◆ **Records from a data source**:
"""

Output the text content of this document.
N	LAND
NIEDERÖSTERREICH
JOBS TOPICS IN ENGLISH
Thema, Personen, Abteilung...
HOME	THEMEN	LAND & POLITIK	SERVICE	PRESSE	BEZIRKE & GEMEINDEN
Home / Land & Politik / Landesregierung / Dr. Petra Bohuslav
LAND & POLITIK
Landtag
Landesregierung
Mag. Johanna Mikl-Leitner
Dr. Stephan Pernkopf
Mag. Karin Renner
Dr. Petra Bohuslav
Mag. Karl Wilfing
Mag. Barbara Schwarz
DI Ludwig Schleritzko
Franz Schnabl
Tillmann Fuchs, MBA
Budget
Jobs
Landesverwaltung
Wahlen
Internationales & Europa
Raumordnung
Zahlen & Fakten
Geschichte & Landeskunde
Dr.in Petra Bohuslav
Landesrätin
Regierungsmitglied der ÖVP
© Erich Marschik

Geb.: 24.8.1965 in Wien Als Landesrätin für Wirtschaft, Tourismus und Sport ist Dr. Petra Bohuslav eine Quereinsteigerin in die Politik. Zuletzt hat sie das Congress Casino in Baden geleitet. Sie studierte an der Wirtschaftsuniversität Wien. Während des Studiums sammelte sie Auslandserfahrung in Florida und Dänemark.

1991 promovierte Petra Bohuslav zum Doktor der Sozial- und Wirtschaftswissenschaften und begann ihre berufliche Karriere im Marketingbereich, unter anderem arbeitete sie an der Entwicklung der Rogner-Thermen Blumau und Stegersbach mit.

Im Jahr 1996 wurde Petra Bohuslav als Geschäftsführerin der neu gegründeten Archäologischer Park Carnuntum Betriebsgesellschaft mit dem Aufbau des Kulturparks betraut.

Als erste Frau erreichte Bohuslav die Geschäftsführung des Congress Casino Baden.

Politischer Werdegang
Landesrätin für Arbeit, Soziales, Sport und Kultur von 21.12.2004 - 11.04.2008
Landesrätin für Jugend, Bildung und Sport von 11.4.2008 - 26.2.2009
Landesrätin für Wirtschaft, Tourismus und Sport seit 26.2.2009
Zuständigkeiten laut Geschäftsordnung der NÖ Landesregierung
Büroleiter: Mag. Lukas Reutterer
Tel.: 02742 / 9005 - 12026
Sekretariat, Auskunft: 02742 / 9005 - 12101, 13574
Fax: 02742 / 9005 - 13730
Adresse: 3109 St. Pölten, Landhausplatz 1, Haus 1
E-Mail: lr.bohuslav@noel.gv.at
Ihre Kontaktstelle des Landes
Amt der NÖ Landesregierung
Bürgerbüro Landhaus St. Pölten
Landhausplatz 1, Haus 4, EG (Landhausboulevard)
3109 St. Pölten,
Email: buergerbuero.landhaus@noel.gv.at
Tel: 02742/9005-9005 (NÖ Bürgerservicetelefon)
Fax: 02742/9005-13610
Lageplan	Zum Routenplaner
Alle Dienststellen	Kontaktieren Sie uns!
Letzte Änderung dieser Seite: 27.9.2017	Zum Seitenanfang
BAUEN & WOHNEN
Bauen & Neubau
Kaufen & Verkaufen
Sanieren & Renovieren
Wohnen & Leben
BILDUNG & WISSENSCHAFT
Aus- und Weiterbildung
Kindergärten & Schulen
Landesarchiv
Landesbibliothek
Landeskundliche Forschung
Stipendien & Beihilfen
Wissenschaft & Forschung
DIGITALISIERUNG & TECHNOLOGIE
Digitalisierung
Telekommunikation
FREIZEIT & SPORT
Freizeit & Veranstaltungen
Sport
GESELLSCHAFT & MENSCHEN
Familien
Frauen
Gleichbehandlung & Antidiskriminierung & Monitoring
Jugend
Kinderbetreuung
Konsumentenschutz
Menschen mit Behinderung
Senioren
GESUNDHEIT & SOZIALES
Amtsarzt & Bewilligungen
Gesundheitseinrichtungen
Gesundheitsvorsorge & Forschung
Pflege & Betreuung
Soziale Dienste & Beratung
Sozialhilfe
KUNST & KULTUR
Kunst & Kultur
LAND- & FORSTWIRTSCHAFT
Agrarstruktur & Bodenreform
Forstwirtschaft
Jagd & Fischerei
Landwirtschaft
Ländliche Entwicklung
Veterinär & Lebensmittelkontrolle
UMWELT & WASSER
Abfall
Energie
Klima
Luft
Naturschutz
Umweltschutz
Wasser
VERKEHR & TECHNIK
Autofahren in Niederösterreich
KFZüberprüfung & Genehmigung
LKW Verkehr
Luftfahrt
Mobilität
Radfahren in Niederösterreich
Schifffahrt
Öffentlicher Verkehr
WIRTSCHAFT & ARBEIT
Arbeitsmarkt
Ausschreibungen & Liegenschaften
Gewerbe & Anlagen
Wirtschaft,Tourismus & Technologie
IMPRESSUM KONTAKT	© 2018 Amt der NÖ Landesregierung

"""
"""

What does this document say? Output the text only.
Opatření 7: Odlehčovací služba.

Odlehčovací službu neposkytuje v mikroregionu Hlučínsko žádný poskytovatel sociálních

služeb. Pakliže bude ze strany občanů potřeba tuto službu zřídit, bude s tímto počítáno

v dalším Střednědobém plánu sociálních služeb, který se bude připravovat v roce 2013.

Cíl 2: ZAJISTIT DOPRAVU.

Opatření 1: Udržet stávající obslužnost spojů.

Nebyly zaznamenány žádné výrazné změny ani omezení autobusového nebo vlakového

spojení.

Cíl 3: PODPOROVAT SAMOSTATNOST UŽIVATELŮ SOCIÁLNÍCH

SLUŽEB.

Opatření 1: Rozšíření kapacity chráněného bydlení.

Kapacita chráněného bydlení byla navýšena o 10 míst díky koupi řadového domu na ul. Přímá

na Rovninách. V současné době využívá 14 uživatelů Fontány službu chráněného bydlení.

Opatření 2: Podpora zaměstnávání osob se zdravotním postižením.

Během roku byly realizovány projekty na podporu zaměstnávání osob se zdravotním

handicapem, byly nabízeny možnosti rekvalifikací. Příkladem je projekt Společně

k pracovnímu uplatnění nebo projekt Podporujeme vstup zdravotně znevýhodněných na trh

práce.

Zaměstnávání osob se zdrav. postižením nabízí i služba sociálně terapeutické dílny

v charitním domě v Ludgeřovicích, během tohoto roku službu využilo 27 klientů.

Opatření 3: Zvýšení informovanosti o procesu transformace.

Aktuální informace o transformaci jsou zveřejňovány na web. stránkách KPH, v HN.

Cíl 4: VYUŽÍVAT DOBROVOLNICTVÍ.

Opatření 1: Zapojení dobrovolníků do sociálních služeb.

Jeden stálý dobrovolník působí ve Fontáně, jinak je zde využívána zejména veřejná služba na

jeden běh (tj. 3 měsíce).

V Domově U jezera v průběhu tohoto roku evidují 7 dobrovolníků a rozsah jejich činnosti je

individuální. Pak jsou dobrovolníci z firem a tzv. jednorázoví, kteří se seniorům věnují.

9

"""

◆ **Aim**: Copy each line above where the string "Forschung" occurs.

◆ **Reply to the exercise**:
Landeskundliche Forschung
Wissenschaft & Forschung
Gesundheitsvorsorge & Forschung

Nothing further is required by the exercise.